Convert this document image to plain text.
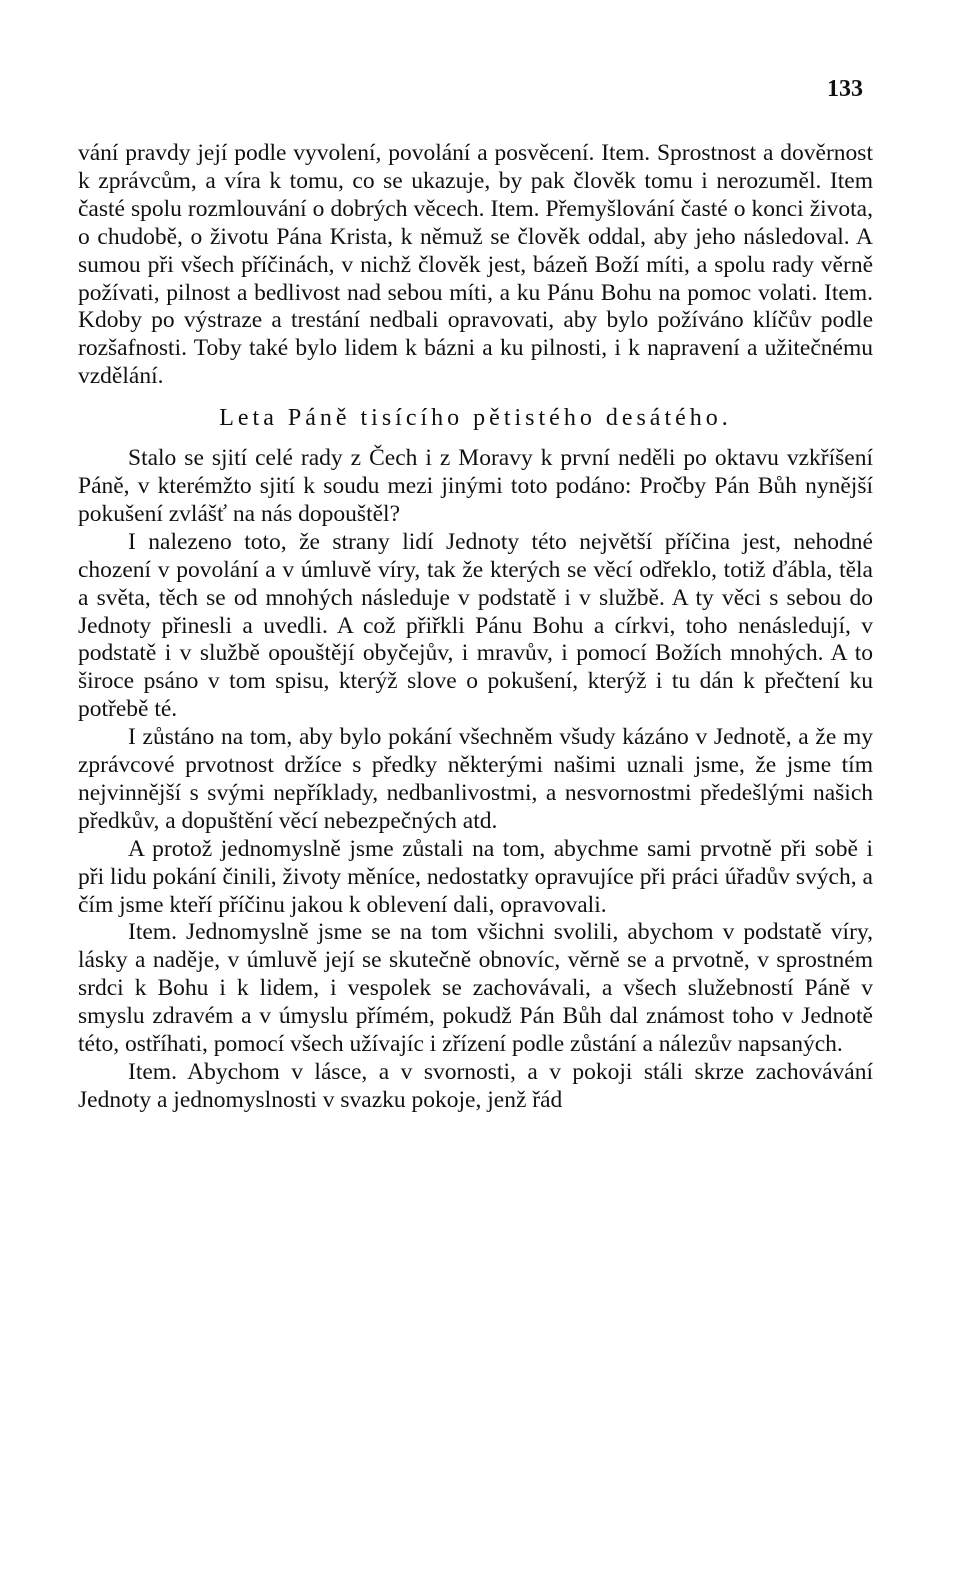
133

vání pravdy její podle vyvolení, povolání a posvěcení. Item. Sprostnost a dověrnost k zprávcům, a víra k tomu, co se ukazuje, by pak člověk tomu i nerozuměl. Item časté spolu rozmlouvání o dobrých věcech. Item. Přemyšlování časté o konci života, o chudobě, o životu Pána Krista, k němuž se člověk oddal, aby jeho následoval. A sumou při všech příčinách, v nichž člověk jest, bázeň Boží míti, a spolu rady věrně požívati, pilnost a bedlivost nad sebou míti, a ku Pánu Bohu na pomoc volati. Item. Kdoby po výstraze a trestání nedbali opravovati, aby bylo požíváno klíčův podle rozšafnosti. Toby také bylo lidem k bázni a ku pilnosti, i k napravení a užitečnému vzdělání.

Leta Páně tisícího pětistého desátého.

Stalo se sjití celé rady z Čech i z Moravy k první neděli po oktavu vzkříšení Páně, v kterémžto sjití k soudu mezi jinými toto podáno: Pročby Pán Bůh nynější pokušení zvlášť na nás dopouštěl?

I nalezeno toto, že strany lidí Jednoty této největší příčina jest, nehodné chození v povolání a v úmluvě víry, tak že kterých se věcí odřeklo, totiž ďábla, těla a světa, těch se od mnohých následuje v podstatě i v službě. A ty věci s sebou do Jednoty přinesli a uvedli. A což přiřkli Pánu Bohu a církvi, toho nenásledují, v podstatě i v službě opouštějí obyčejův, i mravův, i pomocí Božích mnohých. A to široce psáno v tom spisu, kterýž slove o pokušení, kterýž i tu dán k přečtení ku potřebě té.

I zůstáno na tom, aby bylo pokání všechněm všudy kázáno v Jednotě, a že my zprávcové prvotnost držíce s předky některými našimi uznali jsme, že jsme tím nejvinnější s svými nepříklady, nedbanlivostmi, a nesvornostmi předešlými našich předkův, a dopuštění věcí nebezpečných atd.

A protož jednomyslně jsme zůstali na tom, abychme sami prvotně při sobě i při lidu pokání činili, životy měníce, nedostatky opravujíce při práci úřadův svých, a čím jsme kteří příčinu jakou k oblevení dali, opravovali.

Item. Jednomyslně jsme se na tom všichni svolili, abychom v podstatě víry, lásky a naděje, v úmluvě její se skutečně obnovíc, věrně se a prvotně, v sprostném srdci k Bohu i k lidem, i vespolek se zachovávali, a všech služebností Páně v smyslu zdravém a v úmyslu přímém, pokudž Pán Bůh dal známost toho v Jednotě této, ostříhati, pomocí všech užívajíc i zřízení podle zůstání a nálezův napsaných.

Item. Abychom v lásce, a v svornosti, a v pokoji stáli skrze zachovávání Jednoty a jednomyslnosti v svazku pokoje, jenž řád
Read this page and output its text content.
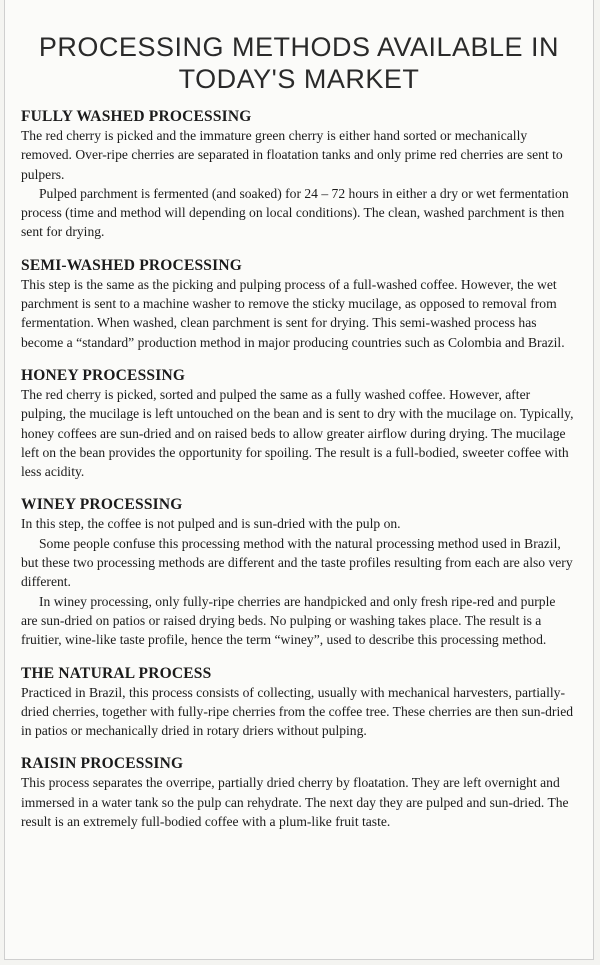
PROCESSING METHODS AVAILABLE IN
TODAY'S MARKET
FULLY WASHED PROCESSING

The red cherry is picked and the immature green cherry is either hand sorted or mechanically removed. Over-ripe cherries are separated in floatation tanks and only prime red cherries are sent to pulpers.

Pulped parchment is fermented (and soaked) for 24 – 72 hours in either a dry or wet fermentation process (time and method will depending on local conditions). The clean, washed parchment is then sent for drying.

SEMI-WASHED PROCESSING

This step is the same as the picking and pulping process of a full-washed coffee. However, the wet parchment is sent to a machine washer to remove the sticky mucilage, as opposed to removal from fermentation. When washed, clean parchment is sent for drying. This semi-washed process has become a “standard” production method in major producing countries such as Colombia and Brazil.

HONEY PROCESSING

The red cherry is picked, sorted and pulped the same as a fully washed coffee. However, after pulping, the mucilage is left untouched on the bean and is sent to dry with the mucilage on. Typically, honey coffees are sun-dried and on raised beds to allow greater airflow during drying. The mucilage left on the bean provides the opportunity for spoiling. The result is a full-bodied, sweeter coffee with less acidity.

WINEY PROCESSING

In this step, the coffee is not pulped and is sun-dried with the pulp on.

Some people confuse this processing method with the natural processing method used in Brazil, but these two processing methods are different and the taste profiles resulting from each are also very different.

In winey processing, only fully-ripe cherries are handpicked and only fresh ripe-red and purple are sun-dried on patios or raised drying beds. No pulping or washing takes place. The result is a fruitier, wine-like taste profile, hence the term “winey”, used to describe this processing method.

THE NATURAL PROCESS

Practiced in Brazil, this process consists of collecting, usually with mechanical harvesters, partially-dried cherries, together with fully-ripe cherries from the coffee tree. These cherries are then sun-dried in patios or mechanically dried in rotary driers without pulping.

RAISIN PROCESSING

This process separates the overripe, partially dried cherry by floatation. They are left overnight and immersed in a water tank so the pulp can rehydrate. The next day they are pulped and sun-dried. The result is an extremely full-bodied coffee with a plum-like fruit taste.
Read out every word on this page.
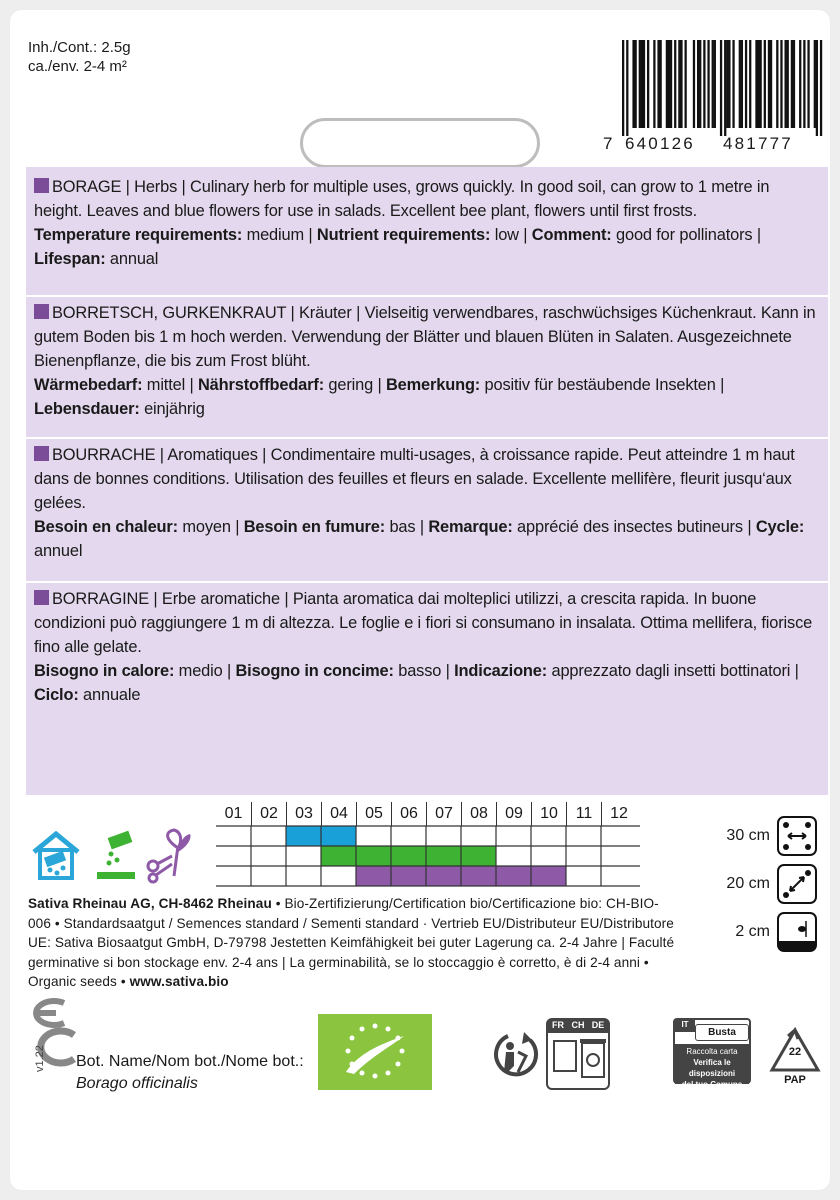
Inh./Cont.: 2.5g
ca./env. 2-4 m²
7 640126	481777
BORAGE | Herbs | Culinary herb for multiple uses, grows quickly. In good soil, can grow to 1 metre in height. Leaves and blue flowers for use in salads. Excellent bee plant, flowers until first frosts.
Temperature requirements: medium | Nutrient requirements: low | Comment: good for pollinators | Lifespan: annual
BORRETSCH, GURKENKRAUT | Kräuter | Vielseitig verwendbares, raschwüchsiges Küchenkraut. Kann in gutem Boden bis 1 m hoch werden. Verwendung der Blätter und blauen Blüten in Salaten. Ausgezeichnete Bienenpflanze, die bis zum Frost blüht.
Wärmebedarf: mittel | Nährstoffbedarf: gering | Bemerkung: positiv für bestäubende Insekten | Lebensdauer: einjährig
BOURRACHE | Aromatiques | Condimentaire multi-usages, à croissance rapide. Peut atteindre 1 m haut dans de bonnes conditions. Utilisation des feuilles et fleurs en salade. Excellente mellifère, fleurit jusqu‘aux gelées.
Besoin en chaleur: moyen | Besoin en fumure: bas | Remarque: apprécié des insectes butineurs | Cycle: annuel
BORRAGINE | Erbe aromatiche | Pianta aromatica dai molteplici utilizzi, a crescita rapida. In buone condizioni può raggiungere 1 m di altezza. Le foglie e i fiori si consumano in insalata. Ottima mellifera, fiorisce fino alle gelate.
Bisogno in calore: medio | Bisogno in concime: basso | Indicazione: apprezzato dagli insetti bottinatori | Ciclo: annuale
01	02	03	04	05	06	07	08	09	10	11	12
30 cm
20 cm
2 cm
Sativa Rheinau AG, CH-8462 Rheinau • Bio-Zertifizierung/Certification bio/Certificazione bio: CH-BIO-006 • Standardsaatgut / Semences standard / Sementi standard · Vertrieb EU/Distributeur EU/Distributore UE: Sativa Biosaatgut GmbH, D-79798 Jestetten Keimfähigkeit bei guter Lagerung ca. 2-4 Jahre | Faculté germinative si bon stockage env. 2-4 ans | La germinabilità, se lo stoccaggio è corretto, è di 2-4 anni • Organic seeds • www.sativa.bio
v1.22 Bot. Name/Nom bot./Nome bot.:
Borago officinalis
FR CH DE	IT
Busta
Raccolta carta
Verifica le disposizioni
del tuo Comune
22
PAP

___

### Required work
Transcribe all of the material exactly, leaving out whatever pictures it contains.

### Finished task
Convert this document image to plain text.
133

vání pravdy její podle vyvolení, povolání a posvěcení. Item. Sprostnost a dověrnost k zprávcům, a víra k tomu, co se ukazuje, by pak člověk tomu i nerozuměl. Item časté spolu rozmlouvání o dobrých věcech. Item. Přemyšlování časté o konci života, o chudobě, o životu Pána Krista, k němuž se člověk oddal, aby jeho následoval. A sumou při všech příčinách, v nichž člověk jest, bázeň Boží míti, a spolu rady věrně požívati, pilnost a bedlivost nad sebou míti, a ku Pánu Bohu na pomoc volati. Item. Kdoby po výstraze a trestání nedbali opravovati, aby bylo požíváno klíčův podle rozšafnosti. Toby také bylo lidem k bázni a ku pilnosti, i k napravení a užitečnému vzdělání.

Leta Páně tisícího pětistého desátého.

Stalo se sjití celé rady z Čech i z Moravy k první neděli po oktavu vzkříšení Páně, v kterémžto sjití k soudu mezi jinými toto podáno: Pročby Pán Bůh nynější pokušení zvlášť na nás dopouštěl?

I nalezeno toto, že strany lidí Jednoty této největší příčina jest, nehodné chození v povolání a v úmluvě víry, tak že kterých se věcí odřeklo, totiž ďábla, těla a světa, těch se od mnohých následuje v podstatě i v službě. A ty věci s sebou do Jednoty přinesli a uvedli. A což přiřkli Pánu Bohu a církvi, toho nenásledují, v podstatě i v službě opouštějí obyčejův, i mravův, i pomocí Božích mnohých. A to široce psáno v tom spisu, kterýž slove o pokušení, kterýž i tu dán k přečtení ku potřebě té.

I zůstáno na tom, aby bylo pokání všechněm všudy kázáno v Jednotě, a že my zprávcové prvotnost držíce s předky některými našimi uznali jsme, že jsme tím nejvinnější s svými nepříklady, nedbanlivostmi, a nesvornostmi předešlými našich předkův, a dopuštění věcí nebezpečných atd.

A protož jednomyslně jsme zůstali na tom, abychme sami prvotně při sobě i při lidu pokání činili, životy měníce, nedostatky opravujíce při práci úřadův svých, a čím jsme kteří příčinu jakou k oblevení dali, opravovali.

Item. Jednomyslně jsme se na tom všichni svolili, abychom v podstatě víry, lásky a naděje, v úmluvě její se skutečně obnovíc, věrně se a prvotně, v sprostném srdci k Bohu i k lidem, i vespolek se zachovávali, a všech služebností Páně v smyslu zdravém a v úmyslu přímém, pokudž Pán Bůh dal známost toho v Jednotě této, ostříhati, pomocí všech užívajíc i zřízení podle zůstání a nálezův napsaných.

Item. Abychom v lásce, a v svornosti, a v pokoji stáli skrze zachovávání Jednoty a jednomyslnosti v svazku pokoje, jenž řád
Read this page and output its text content.
PROCESSING METHODS AVAILABLE IN
TODAY'S MARKET
FULLY WASHED PROCESSING

The red cherry is picked and the immature green cherry is either hand sorted or mechanically removed. Over-ripe cherries are separated in floatation tanks and only prime red cherries are sent to pulpers.

Pulped parchment is fermented (and soaked) for 24 – 72 hours in either a dry or wet fermentation process (time and method will depending on local conditions). The clean, washed parchment is then sent for drying.

SEMI-WASHED PROCESSING

This step is the same as the picking and pulping process of a full-washed coffee. However, the wet parchment is sent to a machine washer to remove the sticky mucilage, as opposed to removal from fermentation. When washed, clean parchment is sent for drying. This semi-washed process has become a “standard” production method in major producing countries such as Colombia and Brazil.

HONEY PROCESSING

The red cherry is picked, sorted and pulped the same as a fully washed coffee. However, after pulping, the mucilage is left untouched on the bean and is sent to dry with the mucilage on. Typically, honey coffees are sun-dried and on raised beds to allow greater airflow during drying. The mucilage left on the bean provides the opportunity for spoiling. The result is a full-bodied, sweeter coffee with less acidity.

WINEY PROCESSING

In this step, the coffee is not pulped and is sun-dried with the pulp on.

Some people confuse this processing method with the natural processing method used in Brazil, but these two processing methods are different and the taste profiles resulting from each are also very different.

In winey processing, only fully-ripe cherries are handpicked and only fresh ripe-red and purple are sun-dried on patios or raised drying beds. No pulping or washing takes place. The result is a fruitier, wine-like taste profile, hence the term “winey”, used to describe this processing method.

THE NATURAL PROCESS

Practiced in Brazil, this process consists of collecting, usually with mechanical harvesters, partially-dried cherries, together with fully-ripe cherries from the coffee tree. These cherries are then sun-dried in patios or mechanically dried in rotary driers without pulping.

RAISIN PROCESSING

This process separates the overripe, partially dried cherry by floatation. They are left overnight and immersed in a water tank so the pulp can rehydrate. The next day they are pulped and sun-dried. The result is an extremely full-bodied coffee with a plum-like fruit taste.
Read out every word on this page.
Inh./Cont.: 2.5g
ca./env. 2-4 m²
7 640126	481777
BORAGE | Herbs | Culinary herb for multiple uses, grows quickly. In good soil, can grow to 1 metre in height. Leaves and blue flowers for use in salads. Excellent bee plant, flowers until first frosts.
Temperature requirements: medium | Nutrient requirements: low | Comment: good for pollinators | Lifespan: annual
BORRETSCH, GURKENKRAUT | Kräuter | Vielseitig verwendbares, raschwüchsiges Küchenkraut. Kann in gutem Boden bis 1 m hoch werden. Verwendung der Blätter und blauen Blüten in Salaten. Ausgezeichnete Bienenpflanze, die bis zum Frost blüht.
Wärmebedarf: mittel | Nährstoffbedarf: gering | Bemerkung: positiv für bestäubende Insekten | Lebensdauer: einjährig
BOURRACHE | Aromatiques | Condimentaire multi-usages, à croissance rapide. Peut atteindre 1 m haut dans de bonnes conditions. Utilisation des feuilles et fleurs en salade. Excellente mellifère, fleurit jusqu‘aux gelées.
Besoin en chaleur: moyen | Besoin en fumure: bas | Remarque: apprécié des insectes butineurs | Cycle: annuel
BORRAGINE | Erbe aromatiche | Pianta aromatica dai molteplici utilizzi, a crescita rapida. In buone condizioni può raggiungere 1 m di altezza. Le foglie e i fiori si consumano in insalata. Ottima mellifera, fiorisce fino alle gelate.
Bisogno in calore: medio | Bisogno in concime: basso | Indicazione: apprezzato dagli insetti bottinatori | Ciclo: annuale
01	02	03	04	05	06	07	08	09	10	11	12
30 cm
20 cm
2 cm
Sativa Rheinau AG, CH-8462 Rheinau • Bio-Zertifizierung/Certification bio/Certificazione bio: CH-BIO-006 • Standardsaatgut / Semences standard / Sementi standard · Vertrieb EU/Distributeur EU/Distributore UE: Sativa Biosaatgut GmbH, D-79798 Jestetten Keimfähigkeit bei guter Lagerung ca. 2-4 Jahre | Faculté germinative si bon stockage env. 2-4 ans | La germinabilità, se lo stoccaggio è corretto, è di 2-4 anni • Organic seeds • www.sativa.bio
v1.22 Bot. Name/Nom bot./Nome bot.:
Borago officinalis
FR CH DE	IT
Busta
Raccolta carta
Verifica le disposizioni
del tuo Comune
22
PAP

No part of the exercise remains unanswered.